§ **Dataset rows**:
----

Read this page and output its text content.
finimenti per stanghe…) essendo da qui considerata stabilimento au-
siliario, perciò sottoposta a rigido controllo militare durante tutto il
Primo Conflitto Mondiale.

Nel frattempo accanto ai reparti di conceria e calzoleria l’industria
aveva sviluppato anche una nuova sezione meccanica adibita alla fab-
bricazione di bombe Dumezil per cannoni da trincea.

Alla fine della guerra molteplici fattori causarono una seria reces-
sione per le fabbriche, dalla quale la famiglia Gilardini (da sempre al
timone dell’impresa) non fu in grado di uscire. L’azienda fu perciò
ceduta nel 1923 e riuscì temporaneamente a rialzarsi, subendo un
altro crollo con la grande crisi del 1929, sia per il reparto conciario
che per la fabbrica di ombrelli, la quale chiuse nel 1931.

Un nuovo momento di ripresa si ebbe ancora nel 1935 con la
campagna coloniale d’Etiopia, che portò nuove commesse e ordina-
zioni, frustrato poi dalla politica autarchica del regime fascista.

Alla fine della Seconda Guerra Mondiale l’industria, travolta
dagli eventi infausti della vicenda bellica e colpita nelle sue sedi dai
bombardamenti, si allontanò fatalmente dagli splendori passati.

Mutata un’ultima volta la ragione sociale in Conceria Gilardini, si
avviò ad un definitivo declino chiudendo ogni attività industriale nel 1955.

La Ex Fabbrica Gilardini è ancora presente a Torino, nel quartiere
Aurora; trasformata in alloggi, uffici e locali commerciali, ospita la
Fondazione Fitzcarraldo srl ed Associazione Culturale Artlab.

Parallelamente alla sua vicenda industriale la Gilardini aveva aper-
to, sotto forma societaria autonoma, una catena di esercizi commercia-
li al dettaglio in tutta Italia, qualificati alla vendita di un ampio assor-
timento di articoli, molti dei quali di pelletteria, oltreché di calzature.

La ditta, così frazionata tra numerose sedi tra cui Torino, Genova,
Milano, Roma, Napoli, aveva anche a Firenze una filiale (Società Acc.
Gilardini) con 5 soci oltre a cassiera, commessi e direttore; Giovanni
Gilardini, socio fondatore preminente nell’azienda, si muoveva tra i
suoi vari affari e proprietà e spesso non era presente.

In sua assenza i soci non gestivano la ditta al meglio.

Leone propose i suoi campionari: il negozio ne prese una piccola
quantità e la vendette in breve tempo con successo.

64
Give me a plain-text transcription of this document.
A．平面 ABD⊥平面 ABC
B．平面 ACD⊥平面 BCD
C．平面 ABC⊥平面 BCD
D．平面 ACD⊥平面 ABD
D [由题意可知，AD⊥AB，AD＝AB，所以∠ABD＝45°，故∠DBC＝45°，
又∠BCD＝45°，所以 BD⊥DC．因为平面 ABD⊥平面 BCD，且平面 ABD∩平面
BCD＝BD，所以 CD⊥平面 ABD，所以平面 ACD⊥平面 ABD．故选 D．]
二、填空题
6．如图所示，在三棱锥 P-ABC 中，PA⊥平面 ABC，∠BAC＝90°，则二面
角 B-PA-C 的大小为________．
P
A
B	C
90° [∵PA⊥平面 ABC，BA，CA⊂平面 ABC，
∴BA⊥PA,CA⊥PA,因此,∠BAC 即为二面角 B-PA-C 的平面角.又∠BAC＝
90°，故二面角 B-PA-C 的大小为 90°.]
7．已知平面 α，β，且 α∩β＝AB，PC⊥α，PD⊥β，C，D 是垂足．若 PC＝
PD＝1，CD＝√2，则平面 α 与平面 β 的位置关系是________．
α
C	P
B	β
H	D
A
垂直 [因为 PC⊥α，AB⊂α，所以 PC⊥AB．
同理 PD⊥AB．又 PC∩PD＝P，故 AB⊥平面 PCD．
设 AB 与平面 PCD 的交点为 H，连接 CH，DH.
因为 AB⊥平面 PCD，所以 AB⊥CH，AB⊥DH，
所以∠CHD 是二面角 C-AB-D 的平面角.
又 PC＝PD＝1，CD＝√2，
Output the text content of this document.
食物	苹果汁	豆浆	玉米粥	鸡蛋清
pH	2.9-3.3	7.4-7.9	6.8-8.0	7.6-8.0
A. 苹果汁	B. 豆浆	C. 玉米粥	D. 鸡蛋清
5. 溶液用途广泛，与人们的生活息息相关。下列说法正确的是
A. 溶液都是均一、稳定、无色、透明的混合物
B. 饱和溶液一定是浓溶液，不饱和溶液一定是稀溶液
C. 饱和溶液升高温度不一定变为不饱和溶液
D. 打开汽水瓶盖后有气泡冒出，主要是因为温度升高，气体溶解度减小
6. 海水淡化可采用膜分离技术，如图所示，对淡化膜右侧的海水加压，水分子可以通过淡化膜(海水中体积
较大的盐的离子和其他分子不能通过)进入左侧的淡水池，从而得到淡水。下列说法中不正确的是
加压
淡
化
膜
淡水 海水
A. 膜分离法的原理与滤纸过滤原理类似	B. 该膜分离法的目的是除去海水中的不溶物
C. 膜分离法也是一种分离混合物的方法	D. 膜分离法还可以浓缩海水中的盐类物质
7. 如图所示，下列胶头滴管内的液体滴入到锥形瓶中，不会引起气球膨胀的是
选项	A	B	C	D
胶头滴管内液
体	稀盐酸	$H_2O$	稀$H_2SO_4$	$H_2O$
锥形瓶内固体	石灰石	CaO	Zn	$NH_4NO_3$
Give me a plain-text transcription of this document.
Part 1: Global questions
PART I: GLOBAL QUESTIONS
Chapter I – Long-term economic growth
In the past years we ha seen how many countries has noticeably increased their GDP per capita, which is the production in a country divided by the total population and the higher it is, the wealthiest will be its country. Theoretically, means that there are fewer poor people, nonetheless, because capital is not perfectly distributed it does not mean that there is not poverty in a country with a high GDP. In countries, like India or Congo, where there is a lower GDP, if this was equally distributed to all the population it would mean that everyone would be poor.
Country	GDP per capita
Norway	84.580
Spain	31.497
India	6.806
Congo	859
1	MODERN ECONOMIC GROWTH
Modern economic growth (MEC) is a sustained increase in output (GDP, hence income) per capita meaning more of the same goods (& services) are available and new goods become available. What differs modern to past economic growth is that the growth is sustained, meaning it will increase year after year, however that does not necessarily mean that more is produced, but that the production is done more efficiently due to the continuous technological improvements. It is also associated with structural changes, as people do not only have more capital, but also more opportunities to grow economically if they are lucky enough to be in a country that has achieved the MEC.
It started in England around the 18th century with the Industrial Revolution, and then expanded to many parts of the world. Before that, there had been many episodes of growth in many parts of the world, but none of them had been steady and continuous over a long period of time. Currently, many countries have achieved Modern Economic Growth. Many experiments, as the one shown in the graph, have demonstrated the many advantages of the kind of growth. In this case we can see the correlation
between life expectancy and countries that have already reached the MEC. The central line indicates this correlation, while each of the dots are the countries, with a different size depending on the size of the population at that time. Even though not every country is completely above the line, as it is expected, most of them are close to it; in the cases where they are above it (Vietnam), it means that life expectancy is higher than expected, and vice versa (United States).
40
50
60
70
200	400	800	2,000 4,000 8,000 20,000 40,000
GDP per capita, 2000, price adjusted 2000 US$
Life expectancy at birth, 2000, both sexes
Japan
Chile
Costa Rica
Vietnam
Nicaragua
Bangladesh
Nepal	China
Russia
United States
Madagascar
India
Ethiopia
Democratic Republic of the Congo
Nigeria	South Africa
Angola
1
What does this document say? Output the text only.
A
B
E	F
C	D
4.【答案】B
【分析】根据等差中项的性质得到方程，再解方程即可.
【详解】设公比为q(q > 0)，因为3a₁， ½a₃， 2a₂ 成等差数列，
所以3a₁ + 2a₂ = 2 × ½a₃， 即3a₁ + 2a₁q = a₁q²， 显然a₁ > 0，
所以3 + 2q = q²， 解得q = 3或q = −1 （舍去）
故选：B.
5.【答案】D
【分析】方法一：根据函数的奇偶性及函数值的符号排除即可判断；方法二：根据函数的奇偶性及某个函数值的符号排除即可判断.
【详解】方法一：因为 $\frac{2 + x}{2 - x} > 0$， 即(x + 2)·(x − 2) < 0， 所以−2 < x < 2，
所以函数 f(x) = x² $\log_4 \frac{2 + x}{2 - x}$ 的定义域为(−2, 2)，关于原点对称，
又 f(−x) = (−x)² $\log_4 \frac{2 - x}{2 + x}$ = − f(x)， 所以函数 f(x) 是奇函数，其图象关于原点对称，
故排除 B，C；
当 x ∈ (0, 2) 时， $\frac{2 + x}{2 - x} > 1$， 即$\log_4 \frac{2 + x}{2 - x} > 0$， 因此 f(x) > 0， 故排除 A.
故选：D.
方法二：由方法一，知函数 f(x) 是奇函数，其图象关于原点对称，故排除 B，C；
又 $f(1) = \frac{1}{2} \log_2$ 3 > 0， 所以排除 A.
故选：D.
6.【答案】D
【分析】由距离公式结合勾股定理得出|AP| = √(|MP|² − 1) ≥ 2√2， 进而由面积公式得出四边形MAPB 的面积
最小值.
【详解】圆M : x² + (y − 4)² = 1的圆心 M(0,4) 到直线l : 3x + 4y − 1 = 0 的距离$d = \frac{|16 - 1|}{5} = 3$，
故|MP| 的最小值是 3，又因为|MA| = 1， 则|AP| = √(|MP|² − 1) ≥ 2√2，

----

§ **Exercise details**: For each line of the listing that holds the word "they", show that line.

§ **Task answer**:
Modern economic growth (MEC) is a sustained increase in output (GDP, hence income) per capita meaning more of the same goods (& services) are available and new goods become available. What differs modern to past economic growth is that the growth is sustained, meaning it will increase year after year, however that does not necessarily mean that more is produced, but that the production is done more efficiently due to the continuous technological improvements. It is also associated with structural changes, as people do not only have more capital, but also more opportunities to grow economically if they are lucky enough to be in a country that has achieved the MEC.
between life expectancy and countries that have already reached the MEC. The central line indicates this correlation, while each of the dots are the countries, with a different size depending on the size of the population at that time. Even though not every country is completely above the line, as it is expected, most of them are close to it; in the cases where they are above it (Vietnam), it means that life expectancy is higher than expected, and vice versa (United States).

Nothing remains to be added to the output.